THE TASK>
Skip the images and return the records below exactly.

— START SOURCE RECORDS —

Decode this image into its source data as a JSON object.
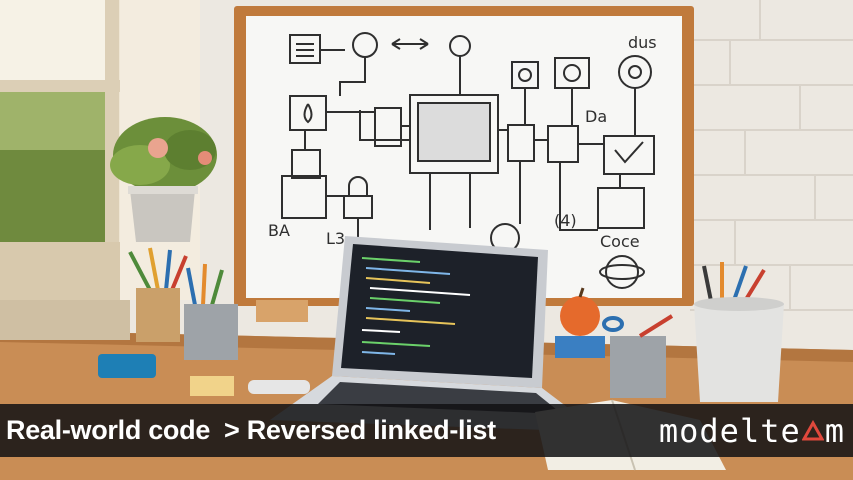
{
  "caption": {
    "topic": "Real-world code",
    "title": "> Reversed linked-list"
  },
  "brand": {
    "part1": "modelte",
    "part2": "m",
    "accent_color": "#e0483c"
  },
  "whiteboard": {
    "notes": [
      "dus",
      "Da",
      "Coce",
      "BA",
      "L3",
      "(4)"
    ]
  },
  "colors": {
    "wall": "#ece8e1",
    "desk": "#c98d55",
    "frame": "#c07a3c",
    "screen": "#1d2129",
    "caption_bg": "#121214"
  }
}
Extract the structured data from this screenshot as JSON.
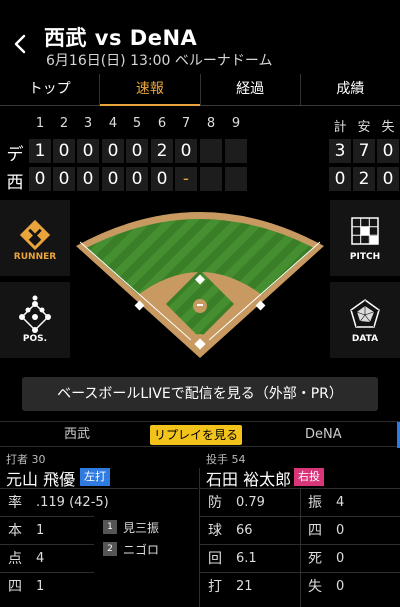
{
  "header": {
    "title": "西武 vs DeNA",
    "subtitle": "6月16日(日) 13:00 ベルーナドーム"
  },
  "tabs": [
    {
      "label": "トップ"
    },
    {
      "label": "速報"
    },
    {
      "label": "経過"
    },
    {
      "label": "成績"
    }
  ],
  "scoreboard": {
    "innings": [
      "1",
      "2",
      "3",
      "4",
      "5",
      "6",
      "7",
      "8",
      "9"
    ],
    "totals_header": [
      "計",
      "安",
      "失"
    ],
    "teams": [
      {
        "abbr": "デ",
        "scores": [
          "1",
          "0",
          "0",
          "0",
          "0",
          "2",
          "0",
          "",
          ""
        ],
        "totals": [
          "3",
          "7",
          "0"
        ]
      },
      {
        "abbr": "西",
        "scores": [
          "0",
          "0",
          "0",
          "0",
          "0",
          "0",
          "-",
          "",
          ""
        ],
        "totals": [
          "0",
          "2",
          "0"
        ]
      }
    ]
  },
  "side_buttons": {
    "runner": "RUNNER",
    "pitch": "PITCH",
    "pos": "POS.",
    "data": "DATA"
  },
  "live_button": "ベースボールLIVEで配信を見る（外部・PR）",
  "replay_bar": {
    "left_team": "西武",
    "replay": "リプレイを見る",
    "right_team": "DeNA"
  },
  "batter": {
    "role_label": "打者 30",
    "name": "元山 飛優",
    "bat_side": "左打",
    "stats": [
      {
        "key": "率",
        "value": ".119 (42-5)"
      },
      {
        "key": "本",
        "value": "1"
      },
      {
        "key": "点",
        "value": "4"
      },
      {
        "key": "四",
        "value": "1"
      }
    ],
    "plate_appearances": [
      {
        "num": "1",
        "result": "見三振"
      },
      {
        "num": "2",
        "result": "ニゴロ"
      }
    ]
  },
  "pitcher": {
    "role_label": "投手 54",
    "name": "石田 裕太郎",
    "throw_side": "右投",
    "stats_left": [
      {
        "key": "防",
        "value": "0.79"
      },
      {
        "key": "球",
        "value": "66"
      },
      {
        "key": "回",
        "value": "6.1"
      },
      {
        "key": "打",
        "value": "21"
      }
    ],
    "stats_right": [
      {
        "key": "振",
        "value": "4"
      },
      {
        "key": "四",
        "value": "0"
      },
      {
        "key": "死",
        "value": "0"
      },
      {
        "key": "失",
        "value": "0"
      }
    ]
  },
  "colors": {
    "accent": "#e9a43c",
    "replay_yellow": "#f2c31a",
    "bat_badge": "#2f7be0",
    "throw_badge": "#d9367a",
    "grass": "#3f8a2c",
    "dirt": "#c89a62"
  }
}
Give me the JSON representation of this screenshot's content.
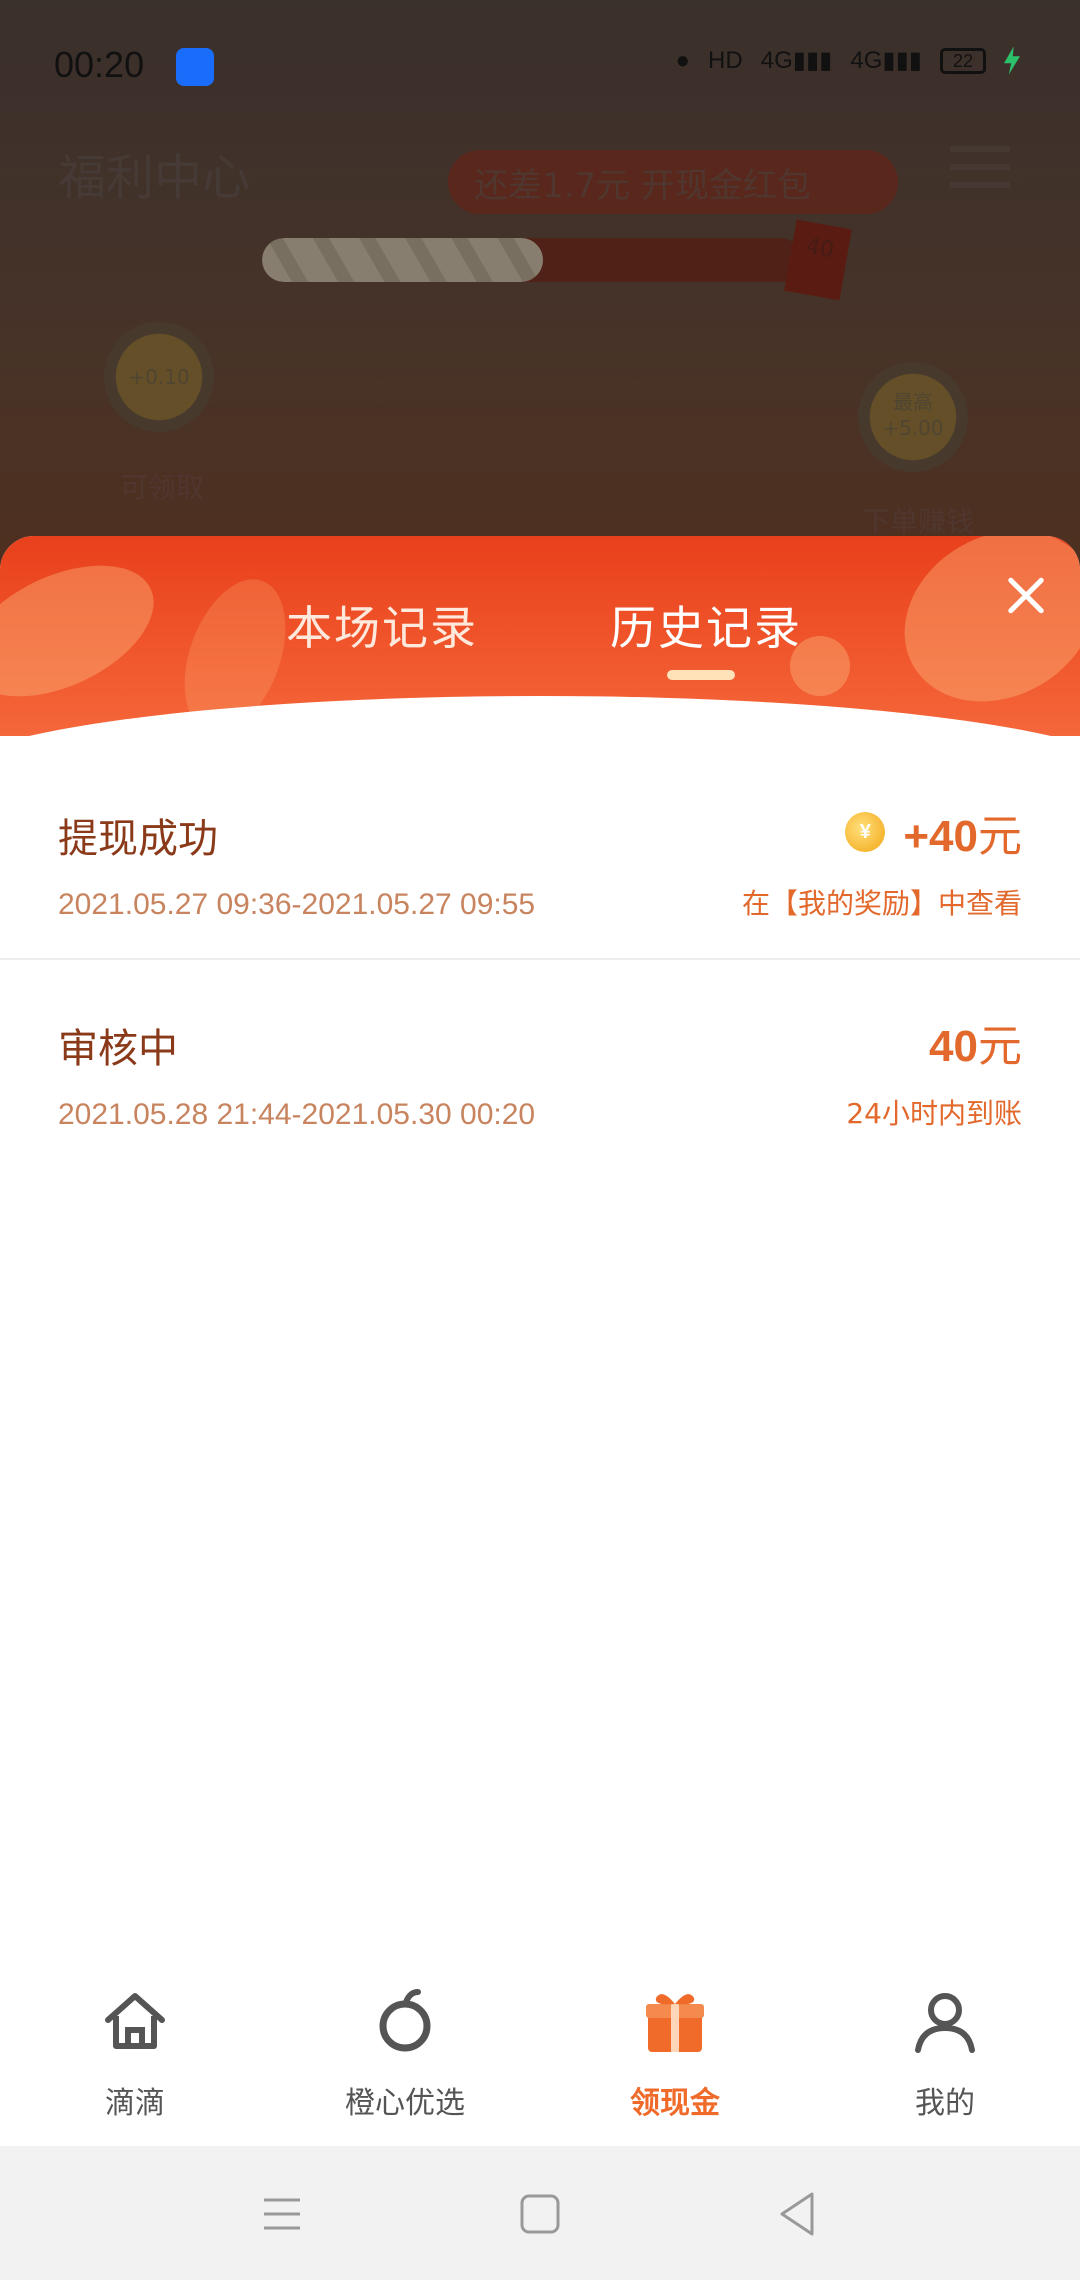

— END SOURCE RECORDS —

FINAL ANSWER>
Decode this image into its source data as a JSON object.
{
  "caption": {
    "topic": "Real-world code",
    "title": "> Reversed linked-list"
  },
  "brand": {
    "part1": "modelte",
    "part2": "m",
    "accent_color": "#e0483c"
  },
  "whiteboard": {
    "notes": [
      "dus",
      "Da",
      "Coce",
      "BA",
      "L3",
      "(4)"
    ]
  },
  "colors": {
    "wall": "#ece8e1",
    "desk": "#c98d55",
    "frame": "#c07a3c",
    "screen": "#1d2129",
    "caption_bg": "#121214"
  }
}
Extract the structured data from this screenshot as JSON.
{
  "header": {
    "title": "西武 vs DeNA",
    "subtitle": "6月16日(日) 13:00 ベルーナドーム"
  },
  "tabs": [
    {
      "label": "トップ"
    },
    {
      "label": "速報"
    },
    {
      "label": "経過"
    },
    {
      "label": "成績"
    }
  ],
  "scoreboard": {
    "innings": [
      "1",
      "2",
      "3",
      "4",
      "5",
      "6",
      "7",
      "8",
      "9"
    ],
    "totals_header": [
      "計",
      "安",
      "失"
    ],
    "teams": [
      {
        "abbr": "デ",
        "scores": [
          "1",
          "0",
          "0",
          "0",
          "0",
          "2",
          "0",
          "",
          ""
        ],
        "totals": [
          "3",
          "7",
          "0"
        ]
      },
      {
        "abbr": "西",
        "scores": [
          "0",
          "0",
          "0",
          "0",
          "0",
          "0",
          "-",
          "",
          ""
        ],
        "totals": [
          "0",
          "2",
          "0"
        ]
      }
    ]
  },
  "side_buttons": {
    "runner": "RUNNER",
    "pitch": "PITCH",
    "pos": "POS.",
    "data": "DATA"
  },
  "live_button": "ベースボールLIVEで配信を見る（外部・PR）",
  "replay_bar": {
    "left_team": "西武",
    "replay": "リプレイを見る",
    "right_team": "DeNA"
  },
  "batter": {
    "role_label": "打者 30",
    "name": "元山 飛優",
    "bat_side": "左打",
    "stats": [
      {
        "key": "率",
        "value": ".119 (42-5)"
      },
      {
        "key": "本",
        "value": "1"
      },
      {
        "key": "点",
        "value": "4"
      },
      {
        "key": "四",
        "value": "1"
      }
    ],
    "plate_appearances": [
      {
        "num": "1",
        "result": "見三振"
      },
      {
        "num": "2",
        "result": "ニゴロ"
      }
    ]
  },
  "pitcher": {
    "role_label": "投手 54",
    "name": "石田 裕太郎",
    "throw_side": "右投",
    "stats_left": [
      {
        "key": "防",
        "value": "0.79"
      },
      {
        "key": "球",
        "value": "66"
      },
      {
        "key": "回",
        "value": "6.1"
      },
      {
        "key": "打",
        "value": "21"
      }
    ],
    "stats_right": [
      {
        "key": "振",
        "value": "4"
      },
      {
        "key": "四",
        "value": "0"
      },
      {
        "key": "死",
        "value": "0"
      },
      {
        "key": "失",
        "value": "0"
      }
    ]
  },
  "colors": {
    "accent": "#e9a43c",
    "replay_yellow": "#f2c31a",
    "bat_badge": "#2f7be0",
    "throw_badge": "#d9367a",
    "grass": "#3f8a2c",
    "dirt": "#c89a62"
  }
}
Give me the JSON representation of this screenshot's content.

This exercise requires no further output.